== THE INPUT ==
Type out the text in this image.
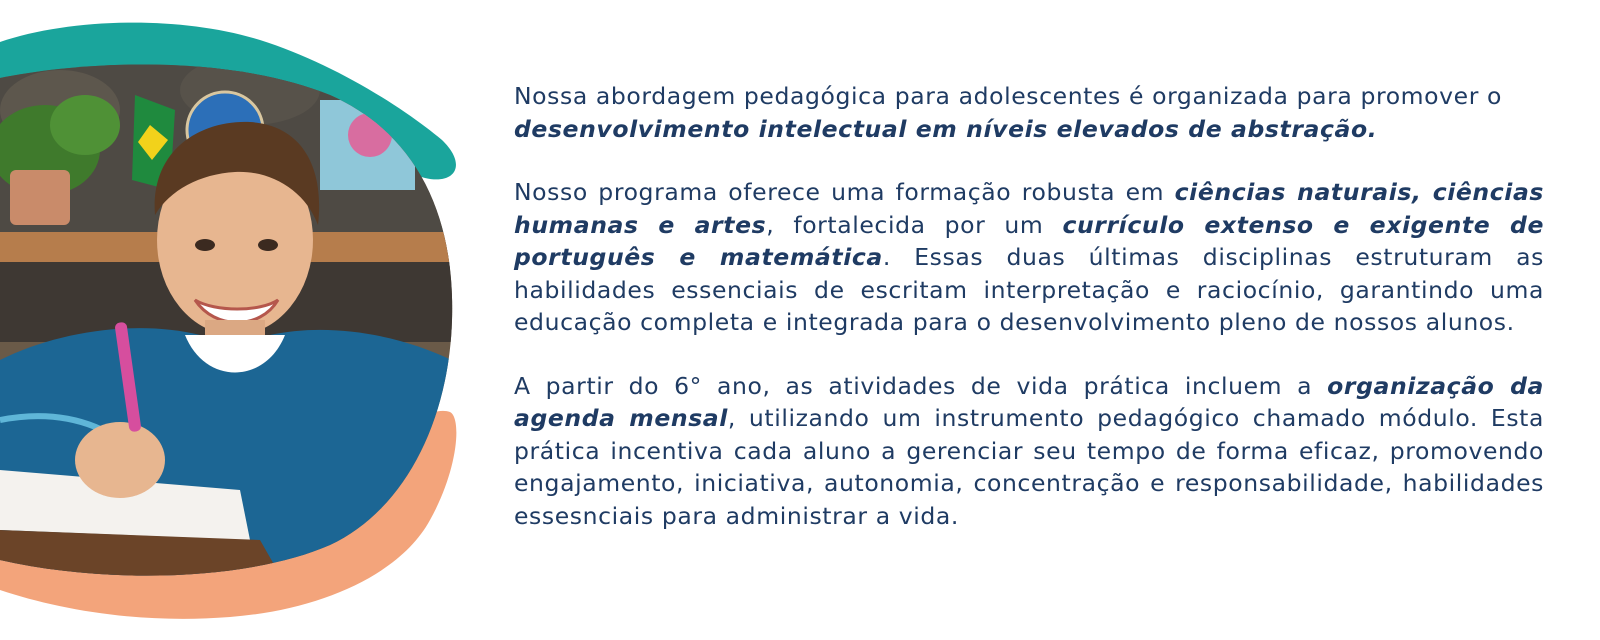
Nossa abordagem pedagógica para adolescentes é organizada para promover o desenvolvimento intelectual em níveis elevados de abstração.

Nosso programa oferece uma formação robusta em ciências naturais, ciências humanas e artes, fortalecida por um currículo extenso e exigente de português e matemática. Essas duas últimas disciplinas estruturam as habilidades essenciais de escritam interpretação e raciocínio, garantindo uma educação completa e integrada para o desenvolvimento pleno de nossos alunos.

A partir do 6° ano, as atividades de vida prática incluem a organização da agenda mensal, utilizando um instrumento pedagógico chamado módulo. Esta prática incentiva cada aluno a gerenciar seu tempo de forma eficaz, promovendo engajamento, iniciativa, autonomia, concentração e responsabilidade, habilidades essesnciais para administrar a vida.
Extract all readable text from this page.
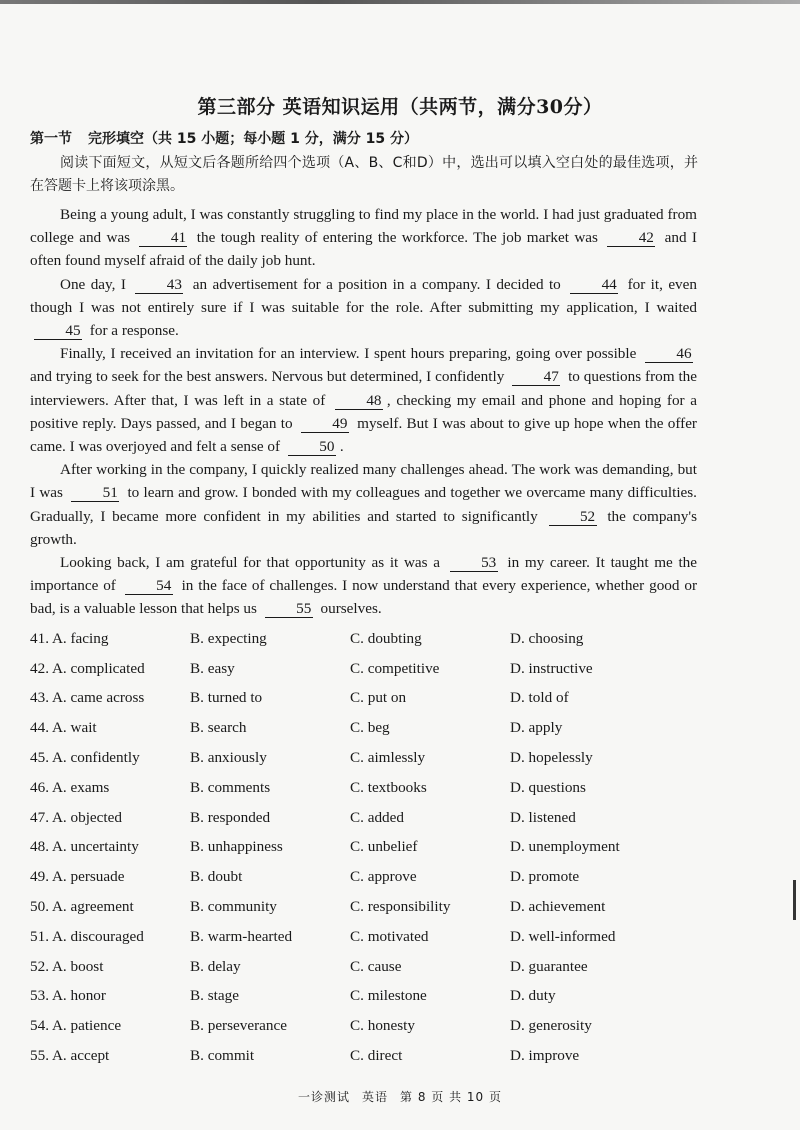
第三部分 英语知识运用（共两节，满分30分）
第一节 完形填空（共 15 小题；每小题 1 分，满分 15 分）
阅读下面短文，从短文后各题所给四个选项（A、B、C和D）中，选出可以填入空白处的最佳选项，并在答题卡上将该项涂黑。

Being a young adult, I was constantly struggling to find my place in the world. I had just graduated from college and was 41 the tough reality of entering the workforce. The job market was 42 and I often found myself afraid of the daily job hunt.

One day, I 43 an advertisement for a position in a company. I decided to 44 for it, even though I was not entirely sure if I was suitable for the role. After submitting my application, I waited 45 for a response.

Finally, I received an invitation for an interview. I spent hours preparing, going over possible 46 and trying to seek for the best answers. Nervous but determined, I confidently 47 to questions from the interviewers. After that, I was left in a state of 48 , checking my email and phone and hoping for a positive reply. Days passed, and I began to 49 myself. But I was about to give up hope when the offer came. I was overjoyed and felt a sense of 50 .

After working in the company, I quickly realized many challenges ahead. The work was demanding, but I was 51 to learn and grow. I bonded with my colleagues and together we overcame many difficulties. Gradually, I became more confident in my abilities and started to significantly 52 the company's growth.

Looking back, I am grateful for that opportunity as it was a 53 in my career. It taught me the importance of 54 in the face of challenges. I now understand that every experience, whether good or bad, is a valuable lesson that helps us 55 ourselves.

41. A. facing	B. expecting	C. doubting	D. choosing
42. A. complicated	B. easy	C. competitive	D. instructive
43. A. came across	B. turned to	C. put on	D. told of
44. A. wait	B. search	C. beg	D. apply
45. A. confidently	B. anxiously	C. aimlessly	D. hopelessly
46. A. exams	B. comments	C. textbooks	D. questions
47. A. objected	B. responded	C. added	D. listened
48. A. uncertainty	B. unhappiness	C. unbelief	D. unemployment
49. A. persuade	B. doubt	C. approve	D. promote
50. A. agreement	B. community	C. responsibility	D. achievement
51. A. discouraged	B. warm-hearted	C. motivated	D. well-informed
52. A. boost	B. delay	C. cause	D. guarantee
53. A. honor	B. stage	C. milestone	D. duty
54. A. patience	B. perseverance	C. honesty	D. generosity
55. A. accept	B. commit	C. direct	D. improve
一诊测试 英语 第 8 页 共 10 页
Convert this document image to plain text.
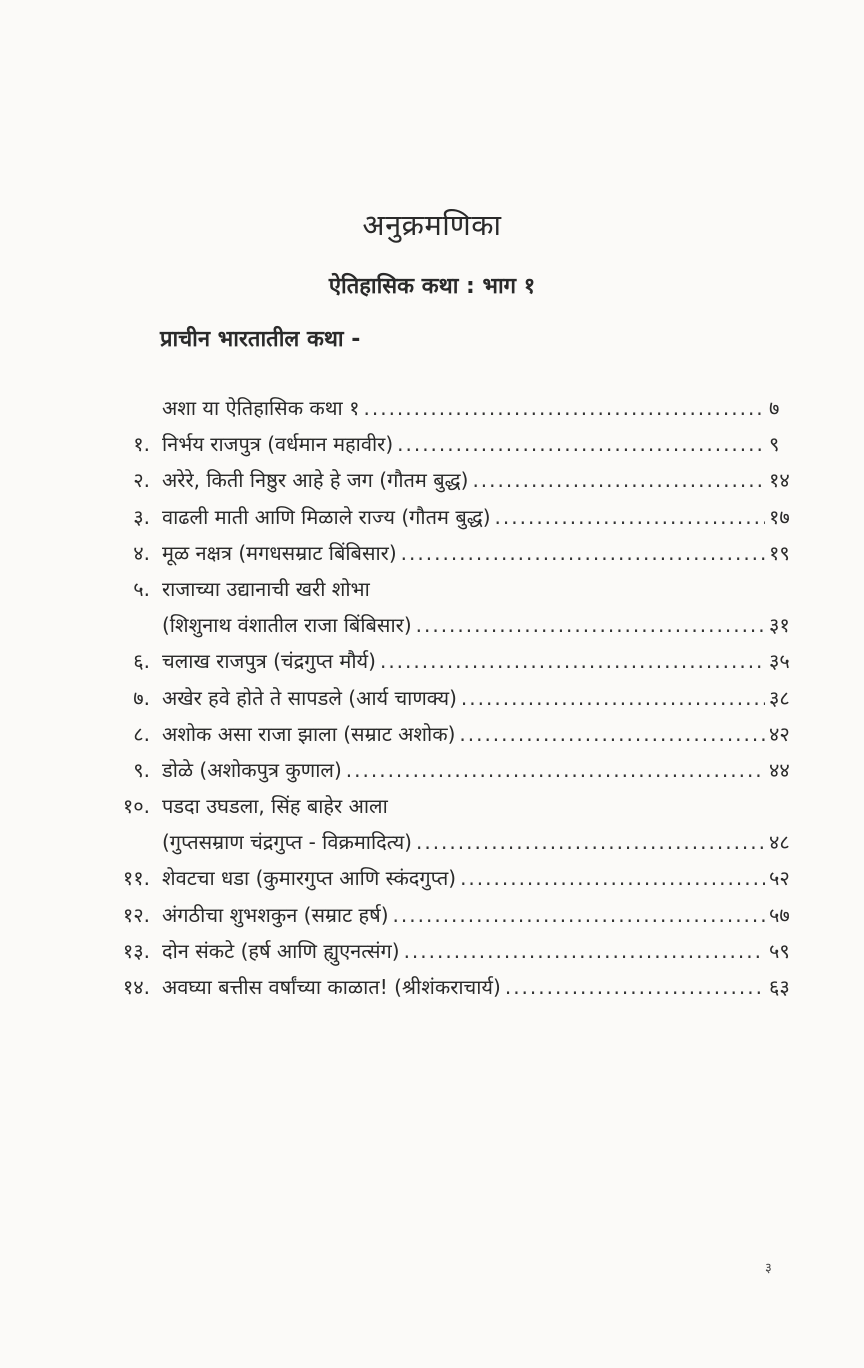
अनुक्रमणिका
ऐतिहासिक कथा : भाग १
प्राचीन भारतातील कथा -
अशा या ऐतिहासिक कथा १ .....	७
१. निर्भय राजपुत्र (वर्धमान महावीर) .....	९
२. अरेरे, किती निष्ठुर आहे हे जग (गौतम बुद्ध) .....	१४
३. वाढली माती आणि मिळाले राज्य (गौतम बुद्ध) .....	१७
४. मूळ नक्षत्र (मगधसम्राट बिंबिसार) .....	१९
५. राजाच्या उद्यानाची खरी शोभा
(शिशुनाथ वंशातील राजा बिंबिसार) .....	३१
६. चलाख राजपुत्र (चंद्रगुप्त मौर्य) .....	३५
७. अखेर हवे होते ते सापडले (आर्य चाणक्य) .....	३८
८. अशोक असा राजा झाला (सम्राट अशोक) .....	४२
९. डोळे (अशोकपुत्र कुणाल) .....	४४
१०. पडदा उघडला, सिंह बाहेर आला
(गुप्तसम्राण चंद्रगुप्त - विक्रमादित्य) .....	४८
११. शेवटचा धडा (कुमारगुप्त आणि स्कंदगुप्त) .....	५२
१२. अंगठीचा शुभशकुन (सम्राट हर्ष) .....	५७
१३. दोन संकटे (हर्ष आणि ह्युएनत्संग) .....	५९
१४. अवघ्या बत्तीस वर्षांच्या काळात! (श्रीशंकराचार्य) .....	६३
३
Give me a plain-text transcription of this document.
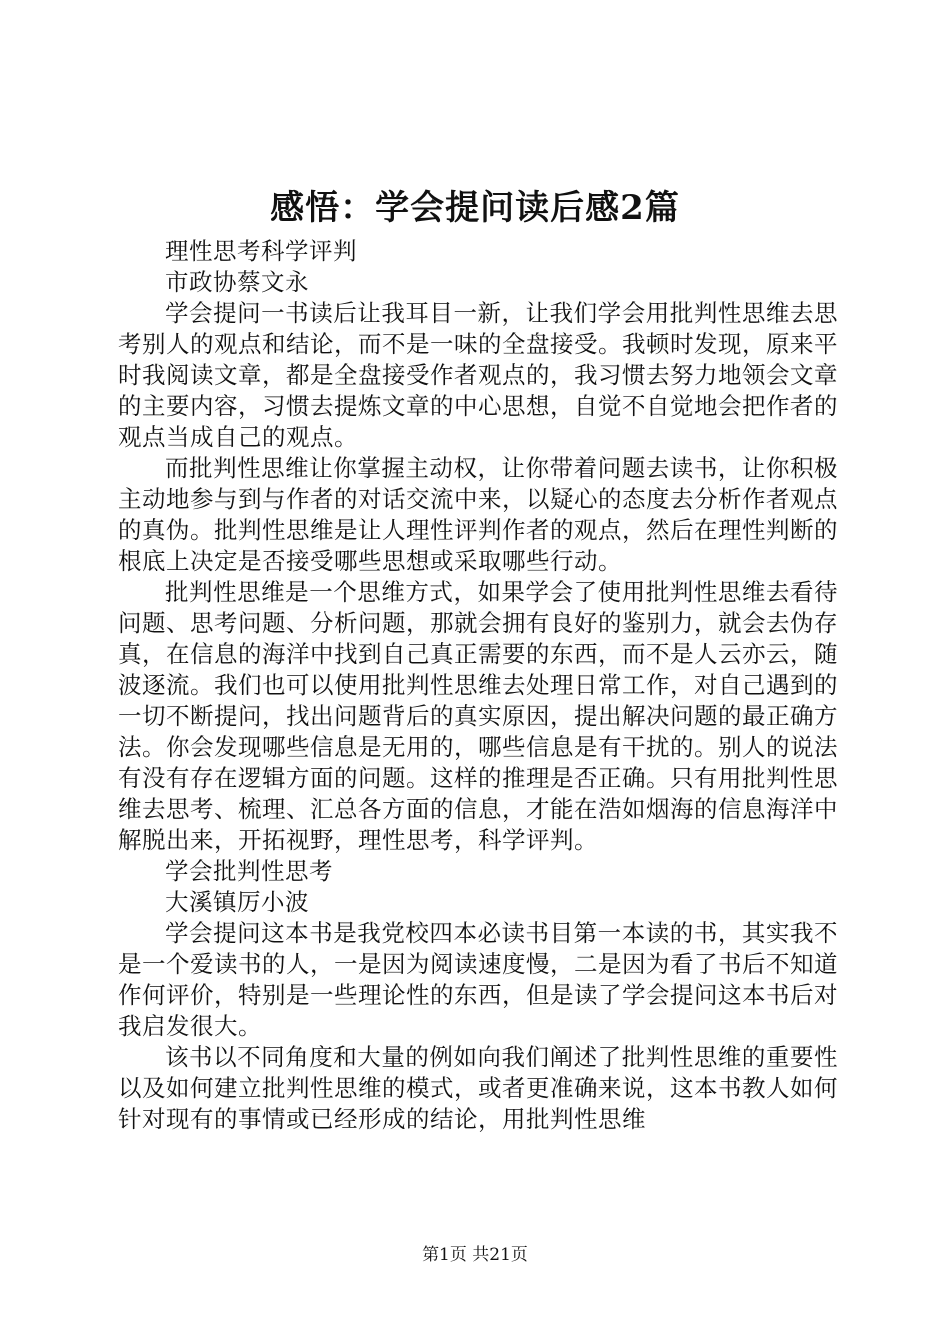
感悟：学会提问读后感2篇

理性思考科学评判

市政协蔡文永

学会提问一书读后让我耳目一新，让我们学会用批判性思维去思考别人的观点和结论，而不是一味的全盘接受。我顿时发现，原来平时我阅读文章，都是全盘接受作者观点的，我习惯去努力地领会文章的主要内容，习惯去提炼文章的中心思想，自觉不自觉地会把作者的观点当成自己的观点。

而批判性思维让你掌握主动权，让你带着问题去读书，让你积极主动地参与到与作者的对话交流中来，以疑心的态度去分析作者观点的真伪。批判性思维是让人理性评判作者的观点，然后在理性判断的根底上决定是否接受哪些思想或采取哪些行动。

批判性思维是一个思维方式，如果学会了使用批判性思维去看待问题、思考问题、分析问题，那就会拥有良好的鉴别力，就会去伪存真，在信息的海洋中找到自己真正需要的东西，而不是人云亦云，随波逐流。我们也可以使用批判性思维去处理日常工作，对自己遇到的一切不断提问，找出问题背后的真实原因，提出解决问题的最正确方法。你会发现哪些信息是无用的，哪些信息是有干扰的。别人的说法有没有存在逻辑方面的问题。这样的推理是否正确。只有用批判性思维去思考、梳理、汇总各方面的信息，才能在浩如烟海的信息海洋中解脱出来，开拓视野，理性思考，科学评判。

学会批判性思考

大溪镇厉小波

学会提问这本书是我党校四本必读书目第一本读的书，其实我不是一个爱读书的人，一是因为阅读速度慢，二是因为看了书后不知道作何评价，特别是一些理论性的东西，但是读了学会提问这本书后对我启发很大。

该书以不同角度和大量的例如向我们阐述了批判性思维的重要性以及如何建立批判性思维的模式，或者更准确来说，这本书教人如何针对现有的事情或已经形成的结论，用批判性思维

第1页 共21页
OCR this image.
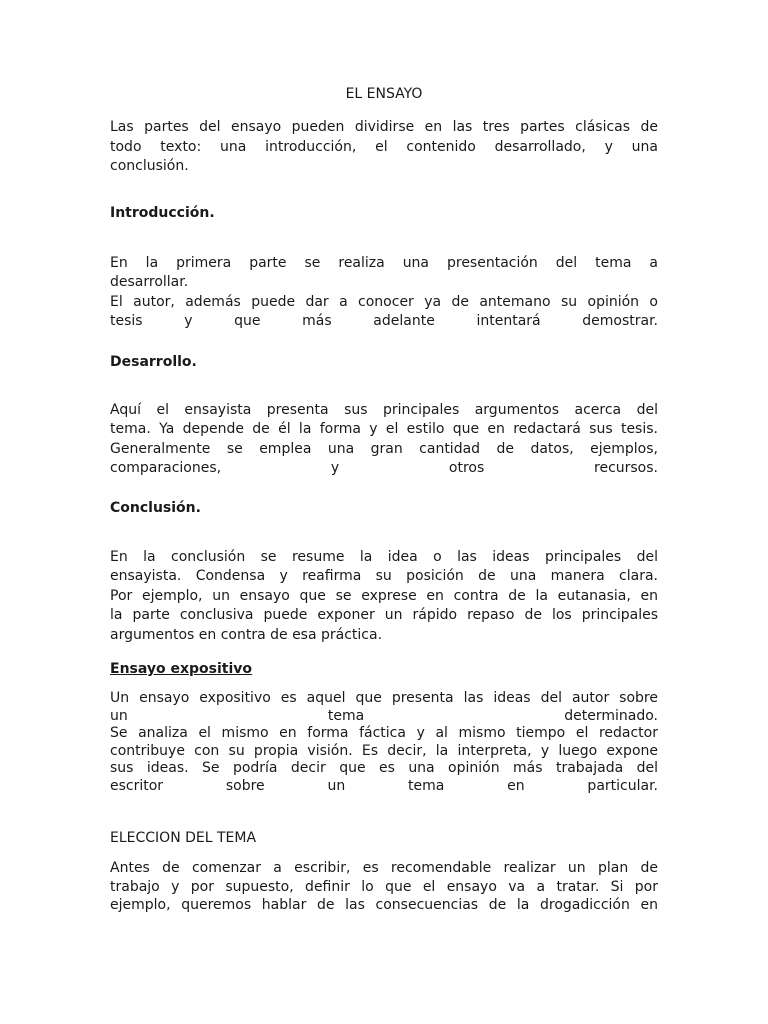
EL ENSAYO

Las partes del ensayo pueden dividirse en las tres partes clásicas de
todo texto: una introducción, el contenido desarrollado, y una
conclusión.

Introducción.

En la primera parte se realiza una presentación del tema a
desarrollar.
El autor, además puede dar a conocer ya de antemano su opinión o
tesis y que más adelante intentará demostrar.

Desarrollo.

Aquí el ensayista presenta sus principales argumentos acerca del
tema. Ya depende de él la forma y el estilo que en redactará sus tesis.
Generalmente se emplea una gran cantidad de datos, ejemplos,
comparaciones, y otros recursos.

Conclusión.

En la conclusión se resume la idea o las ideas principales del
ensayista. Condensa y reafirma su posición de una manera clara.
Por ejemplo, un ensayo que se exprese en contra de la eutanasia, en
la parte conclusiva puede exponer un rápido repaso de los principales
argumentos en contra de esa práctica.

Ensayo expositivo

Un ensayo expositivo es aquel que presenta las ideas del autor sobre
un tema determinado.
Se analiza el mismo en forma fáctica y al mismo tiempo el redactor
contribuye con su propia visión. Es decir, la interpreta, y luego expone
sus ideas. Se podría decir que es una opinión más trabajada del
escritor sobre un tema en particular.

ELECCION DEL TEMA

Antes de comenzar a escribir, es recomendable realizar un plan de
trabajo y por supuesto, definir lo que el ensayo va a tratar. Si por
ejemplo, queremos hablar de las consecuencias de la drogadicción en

== WORK INSTRUCTIONS ==
Look for the word "expositivo" in every line of the listing and copy the lines that have it.

== WRITTEN RESPONSE ==
Ensayo expositivo
Un ensayo expositivo es aquel que presenta las ideas del autor sobre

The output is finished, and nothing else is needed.